■ TASK DATA:
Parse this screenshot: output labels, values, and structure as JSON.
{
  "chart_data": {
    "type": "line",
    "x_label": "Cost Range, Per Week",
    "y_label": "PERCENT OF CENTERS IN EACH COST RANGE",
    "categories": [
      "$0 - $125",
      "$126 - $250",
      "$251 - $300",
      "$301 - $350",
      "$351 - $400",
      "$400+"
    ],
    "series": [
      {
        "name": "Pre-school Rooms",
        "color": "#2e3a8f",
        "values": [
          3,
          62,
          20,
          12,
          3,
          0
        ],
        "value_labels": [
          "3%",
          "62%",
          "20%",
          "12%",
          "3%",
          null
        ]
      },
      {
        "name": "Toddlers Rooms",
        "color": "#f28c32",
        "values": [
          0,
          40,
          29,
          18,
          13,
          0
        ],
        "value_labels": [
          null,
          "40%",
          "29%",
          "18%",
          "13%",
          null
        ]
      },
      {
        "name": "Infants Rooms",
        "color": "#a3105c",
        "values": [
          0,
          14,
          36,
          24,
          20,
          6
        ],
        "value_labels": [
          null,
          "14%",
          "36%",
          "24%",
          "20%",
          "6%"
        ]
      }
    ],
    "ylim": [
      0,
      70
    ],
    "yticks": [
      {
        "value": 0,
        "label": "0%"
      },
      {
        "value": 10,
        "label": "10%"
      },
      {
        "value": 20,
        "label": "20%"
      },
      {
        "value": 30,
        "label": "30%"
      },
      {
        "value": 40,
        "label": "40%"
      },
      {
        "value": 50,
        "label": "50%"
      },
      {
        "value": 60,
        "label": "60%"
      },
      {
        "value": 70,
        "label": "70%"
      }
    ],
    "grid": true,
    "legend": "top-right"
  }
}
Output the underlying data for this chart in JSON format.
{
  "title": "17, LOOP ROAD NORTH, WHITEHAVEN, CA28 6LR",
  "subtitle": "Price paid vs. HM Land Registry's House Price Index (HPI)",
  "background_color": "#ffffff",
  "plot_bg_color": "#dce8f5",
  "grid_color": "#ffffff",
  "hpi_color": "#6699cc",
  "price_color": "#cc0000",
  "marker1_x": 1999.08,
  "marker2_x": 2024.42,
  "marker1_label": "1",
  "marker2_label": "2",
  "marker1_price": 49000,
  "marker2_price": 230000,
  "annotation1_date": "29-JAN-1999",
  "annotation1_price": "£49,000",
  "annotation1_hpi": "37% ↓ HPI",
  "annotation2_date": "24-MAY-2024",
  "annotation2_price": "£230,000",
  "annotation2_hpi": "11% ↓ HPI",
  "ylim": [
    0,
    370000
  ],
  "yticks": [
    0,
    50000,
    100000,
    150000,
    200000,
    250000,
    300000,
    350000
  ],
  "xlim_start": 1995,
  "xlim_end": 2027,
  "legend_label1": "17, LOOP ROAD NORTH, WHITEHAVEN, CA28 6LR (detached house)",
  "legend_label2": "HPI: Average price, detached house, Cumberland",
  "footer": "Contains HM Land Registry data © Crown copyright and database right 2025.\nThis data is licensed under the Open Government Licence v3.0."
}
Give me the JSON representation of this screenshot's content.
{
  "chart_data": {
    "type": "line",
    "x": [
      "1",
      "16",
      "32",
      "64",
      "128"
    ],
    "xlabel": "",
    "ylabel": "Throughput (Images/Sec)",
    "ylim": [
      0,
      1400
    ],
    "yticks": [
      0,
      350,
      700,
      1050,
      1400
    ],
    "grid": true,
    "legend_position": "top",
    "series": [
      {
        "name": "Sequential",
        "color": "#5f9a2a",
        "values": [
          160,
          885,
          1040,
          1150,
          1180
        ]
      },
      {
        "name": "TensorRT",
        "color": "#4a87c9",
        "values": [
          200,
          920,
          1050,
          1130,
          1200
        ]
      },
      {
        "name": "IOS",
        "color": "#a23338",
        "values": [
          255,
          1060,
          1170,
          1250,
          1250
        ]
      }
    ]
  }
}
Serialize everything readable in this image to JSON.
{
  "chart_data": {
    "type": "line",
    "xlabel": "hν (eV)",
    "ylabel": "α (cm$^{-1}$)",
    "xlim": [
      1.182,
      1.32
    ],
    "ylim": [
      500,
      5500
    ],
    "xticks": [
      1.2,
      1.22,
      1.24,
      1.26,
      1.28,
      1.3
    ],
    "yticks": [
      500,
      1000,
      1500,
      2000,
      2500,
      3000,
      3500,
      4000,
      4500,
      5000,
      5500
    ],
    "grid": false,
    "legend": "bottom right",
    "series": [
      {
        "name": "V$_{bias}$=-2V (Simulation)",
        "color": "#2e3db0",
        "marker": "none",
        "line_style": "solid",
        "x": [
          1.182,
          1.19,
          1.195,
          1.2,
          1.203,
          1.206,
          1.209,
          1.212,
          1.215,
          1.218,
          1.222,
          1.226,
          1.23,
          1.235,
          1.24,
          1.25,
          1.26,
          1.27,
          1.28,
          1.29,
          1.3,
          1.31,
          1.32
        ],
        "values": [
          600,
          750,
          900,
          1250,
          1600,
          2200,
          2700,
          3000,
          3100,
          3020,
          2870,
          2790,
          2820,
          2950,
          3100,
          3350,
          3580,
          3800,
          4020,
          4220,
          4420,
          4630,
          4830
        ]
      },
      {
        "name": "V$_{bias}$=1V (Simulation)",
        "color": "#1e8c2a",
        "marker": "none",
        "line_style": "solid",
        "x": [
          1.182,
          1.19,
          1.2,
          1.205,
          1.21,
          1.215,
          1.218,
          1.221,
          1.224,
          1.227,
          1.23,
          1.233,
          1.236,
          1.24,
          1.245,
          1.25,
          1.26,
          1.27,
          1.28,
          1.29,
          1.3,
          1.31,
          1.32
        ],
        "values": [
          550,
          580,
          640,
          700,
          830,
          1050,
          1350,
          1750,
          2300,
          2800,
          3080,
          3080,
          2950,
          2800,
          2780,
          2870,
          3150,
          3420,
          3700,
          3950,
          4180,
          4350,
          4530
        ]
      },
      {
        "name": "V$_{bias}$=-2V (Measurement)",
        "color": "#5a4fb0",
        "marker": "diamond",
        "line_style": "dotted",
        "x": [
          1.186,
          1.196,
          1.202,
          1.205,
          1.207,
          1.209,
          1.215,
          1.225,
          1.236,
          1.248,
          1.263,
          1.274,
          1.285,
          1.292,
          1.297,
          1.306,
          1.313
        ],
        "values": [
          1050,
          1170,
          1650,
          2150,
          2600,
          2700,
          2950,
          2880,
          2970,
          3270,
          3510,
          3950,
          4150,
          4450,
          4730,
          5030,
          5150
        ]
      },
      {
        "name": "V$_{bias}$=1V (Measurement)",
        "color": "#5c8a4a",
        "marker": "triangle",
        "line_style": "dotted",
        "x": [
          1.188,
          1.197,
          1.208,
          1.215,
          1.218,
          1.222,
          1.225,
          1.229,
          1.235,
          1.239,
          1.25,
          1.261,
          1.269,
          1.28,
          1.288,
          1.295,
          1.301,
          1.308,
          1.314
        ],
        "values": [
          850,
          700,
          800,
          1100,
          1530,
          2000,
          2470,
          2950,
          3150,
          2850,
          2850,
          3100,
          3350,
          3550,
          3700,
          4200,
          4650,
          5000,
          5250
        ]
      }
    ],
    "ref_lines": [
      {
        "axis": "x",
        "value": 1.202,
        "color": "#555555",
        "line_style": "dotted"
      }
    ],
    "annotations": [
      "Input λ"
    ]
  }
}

■ WHAT THE EXERCISE ASKS: Say how many lines of the data include the word "WHITEHAVEN". Respond with the number alone.

■ SOLUTION TO THIS TASK: 2